Directions: Find each line containing the string "metempsychosis" and return it.

(Excerpt from a dataset)
------------------------------------------------

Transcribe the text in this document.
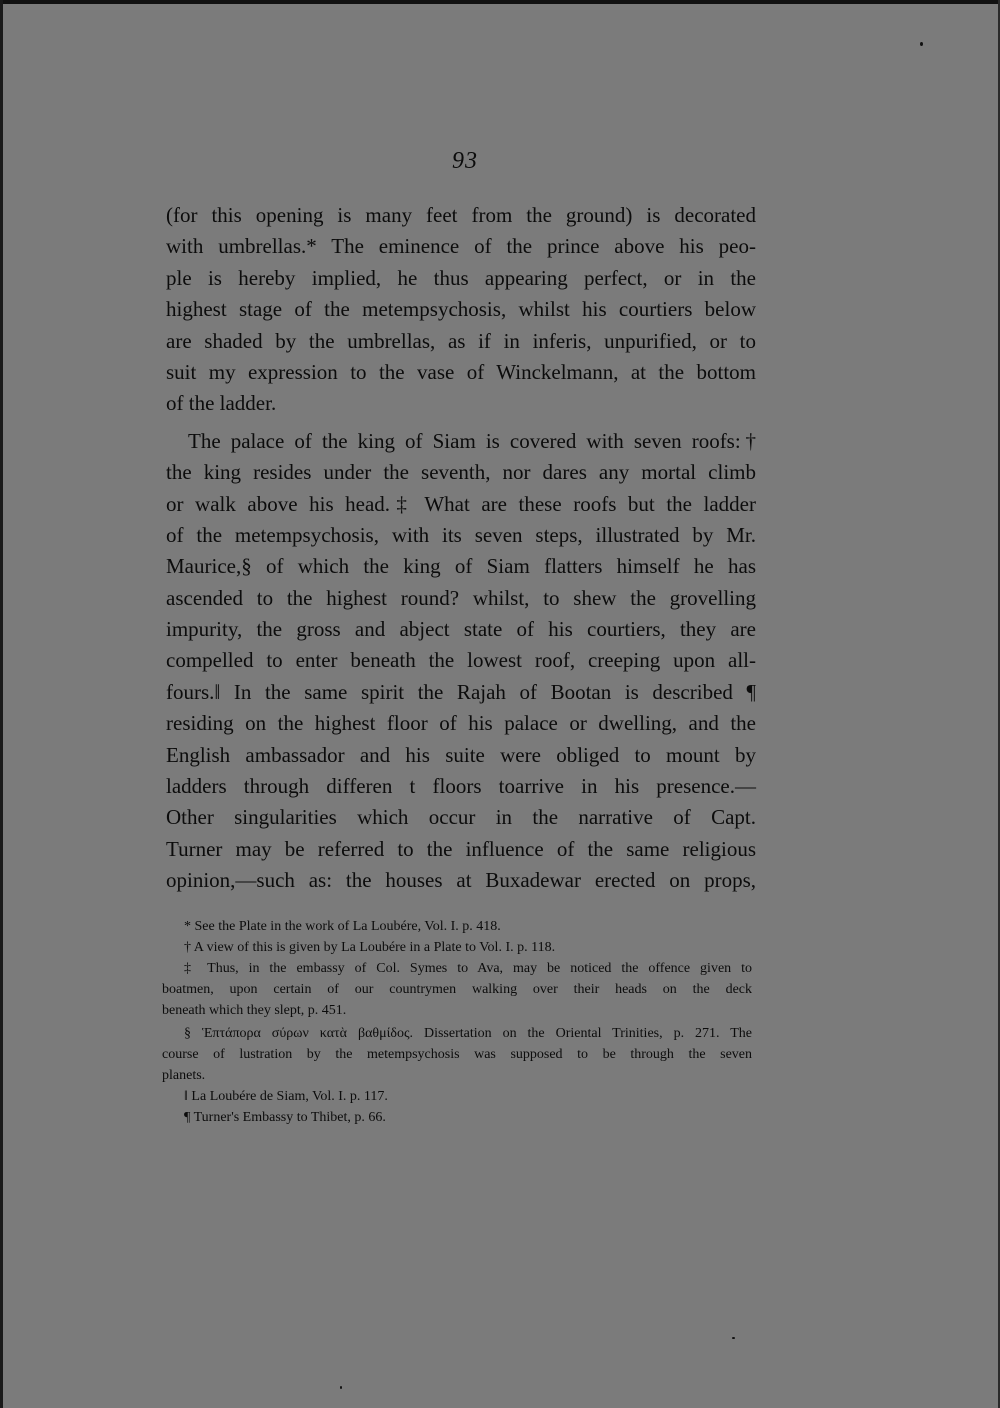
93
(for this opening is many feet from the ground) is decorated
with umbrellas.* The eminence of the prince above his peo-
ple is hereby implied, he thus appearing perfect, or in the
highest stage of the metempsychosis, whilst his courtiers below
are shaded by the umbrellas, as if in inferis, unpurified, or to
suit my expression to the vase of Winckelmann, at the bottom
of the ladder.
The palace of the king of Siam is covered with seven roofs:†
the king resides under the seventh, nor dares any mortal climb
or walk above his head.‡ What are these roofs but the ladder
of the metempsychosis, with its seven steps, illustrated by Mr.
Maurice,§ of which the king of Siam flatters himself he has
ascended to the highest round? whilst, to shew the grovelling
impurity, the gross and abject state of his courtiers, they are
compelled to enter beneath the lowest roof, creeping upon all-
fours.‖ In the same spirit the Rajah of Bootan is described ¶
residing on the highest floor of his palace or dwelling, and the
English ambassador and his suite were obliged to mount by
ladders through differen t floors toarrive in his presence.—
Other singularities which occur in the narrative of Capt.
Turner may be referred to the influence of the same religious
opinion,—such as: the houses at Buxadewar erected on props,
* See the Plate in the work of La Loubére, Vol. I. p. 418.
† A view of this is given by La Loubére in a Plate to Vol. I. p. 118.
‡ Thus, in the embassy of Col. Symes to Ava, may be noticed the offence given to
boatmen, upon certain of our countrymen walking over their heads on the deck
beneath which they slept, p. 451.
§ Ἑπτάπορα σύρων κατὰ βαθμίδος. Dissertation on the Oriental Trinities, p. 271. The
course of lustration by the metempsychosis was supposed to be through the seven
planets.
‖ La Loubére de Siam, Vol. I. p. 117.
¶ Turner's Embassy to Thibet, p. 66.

------------------------------------------------

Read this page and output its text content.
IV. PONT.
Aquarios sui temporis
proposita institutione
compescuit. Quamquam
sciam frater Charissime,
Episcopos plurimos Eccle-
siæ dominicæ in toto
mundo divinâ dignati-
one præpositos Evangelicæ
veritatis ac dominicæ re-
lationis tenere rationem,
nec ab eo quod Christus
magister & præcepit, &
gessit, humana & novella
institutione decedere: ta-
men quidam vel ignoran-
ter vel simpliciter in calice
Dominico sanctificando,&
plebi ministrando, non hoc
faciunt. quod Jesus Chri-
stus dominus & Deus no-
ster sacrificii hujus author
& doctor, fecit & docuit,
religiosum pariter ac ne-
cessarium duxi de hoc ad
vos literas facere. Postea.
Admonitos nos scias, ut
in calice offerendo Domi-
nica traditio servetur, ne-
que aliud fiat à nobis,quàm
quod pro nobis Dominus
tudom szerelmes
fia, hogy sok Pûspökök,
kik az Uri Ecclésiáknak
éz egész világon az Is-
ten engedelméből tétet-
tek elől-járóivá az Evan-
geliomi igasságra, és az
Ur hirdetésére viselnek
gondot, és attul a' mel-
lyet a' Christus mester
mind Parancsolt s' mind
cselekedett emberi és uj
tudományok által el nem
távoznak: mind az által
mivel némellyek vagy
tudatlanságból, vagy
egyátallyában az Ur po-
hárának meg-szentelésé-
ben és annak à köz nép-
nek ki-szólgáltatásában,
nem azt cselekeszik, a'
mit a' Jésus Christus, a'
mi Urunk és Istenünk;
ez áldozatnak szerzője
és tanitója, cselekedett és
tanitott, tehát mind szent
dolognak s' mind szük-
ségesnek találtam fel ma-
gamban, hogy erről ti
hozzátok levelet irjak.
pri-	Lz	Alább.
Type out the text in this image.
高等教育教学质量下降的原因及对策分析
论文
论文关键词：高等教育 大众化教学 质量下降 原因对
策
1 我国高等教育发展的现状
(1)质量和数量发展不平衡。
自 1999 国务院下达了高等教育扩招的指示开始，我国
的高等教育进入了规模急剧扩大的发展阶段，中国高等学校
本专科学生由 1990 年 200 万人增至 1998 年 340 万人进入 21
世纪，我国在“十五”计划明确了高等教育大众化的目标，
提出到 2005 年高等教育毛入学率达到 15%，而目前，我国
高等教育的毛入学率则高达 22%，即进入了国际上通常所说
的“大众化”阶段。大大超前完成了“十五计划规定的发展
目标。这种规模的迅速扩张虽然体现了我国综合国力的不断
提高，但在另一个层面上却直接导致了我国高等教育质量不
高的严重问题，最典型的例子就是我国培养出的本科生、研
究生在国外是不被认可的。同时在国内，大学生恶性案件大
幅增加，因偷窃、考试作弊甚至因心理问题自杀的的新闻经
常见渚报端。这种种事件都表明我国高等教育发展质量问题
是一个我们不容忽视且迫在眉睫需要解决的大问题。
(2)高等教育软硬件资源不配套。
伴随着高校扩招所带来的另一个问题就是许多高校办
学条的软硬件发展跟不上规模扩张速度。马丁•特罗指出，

------------------------------------------------

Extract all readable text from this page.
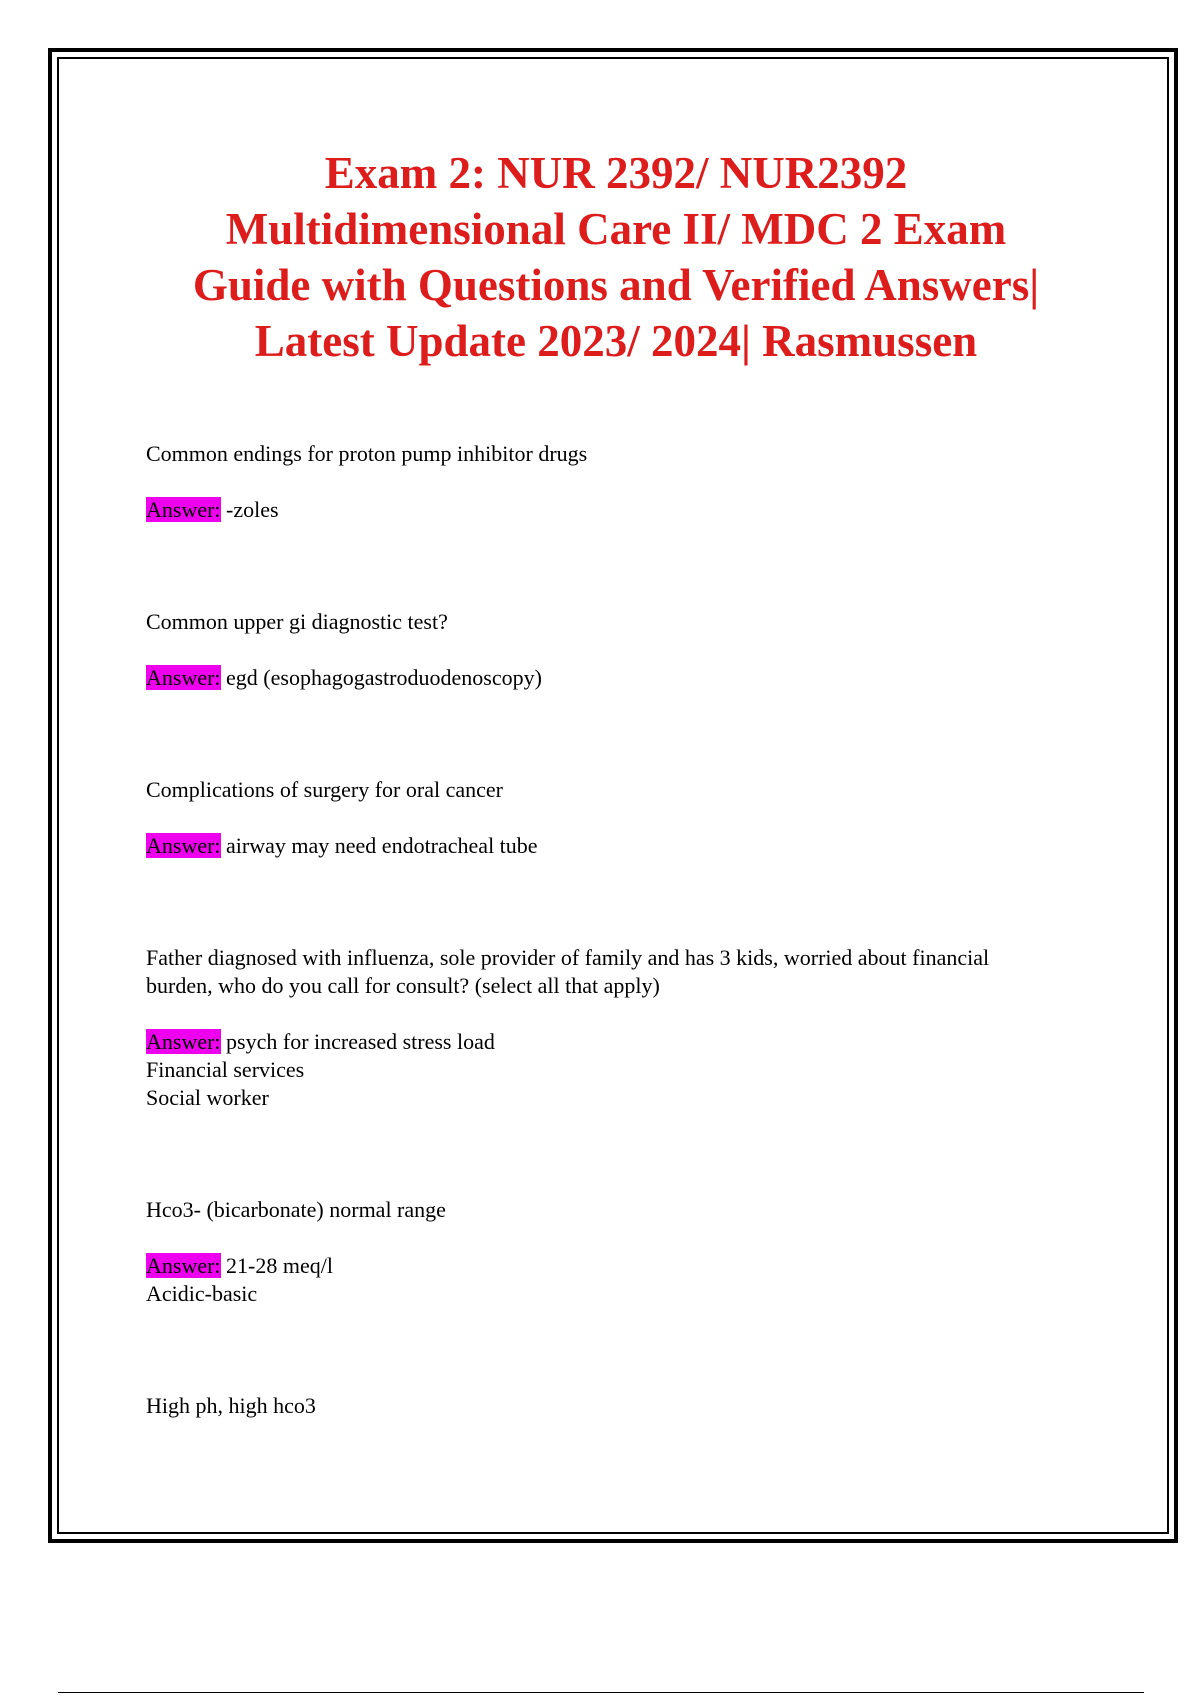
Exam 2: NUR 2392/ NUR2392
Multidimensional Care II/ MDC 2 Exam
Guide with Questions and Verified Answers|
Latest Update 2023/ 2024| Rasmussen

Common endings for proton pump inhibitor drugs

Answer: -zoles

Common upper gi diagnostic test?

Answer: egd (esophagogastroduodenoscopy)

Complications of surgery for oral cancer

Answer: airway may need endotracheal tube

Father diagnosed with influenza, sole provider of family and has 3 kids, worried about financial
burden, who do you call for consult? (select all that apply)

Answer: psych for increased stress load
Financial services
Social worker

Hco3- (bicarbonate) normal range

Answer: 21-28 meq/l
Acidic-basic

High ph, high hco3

------------------------------------------------

Answer to the exercise:
highest stage of the metempsychosis, whilst his courtiers below
of the metempsychosis, with its seven steps, illustrated by Mr.
course of lustration by the metempsychosis was supposed to be through the seven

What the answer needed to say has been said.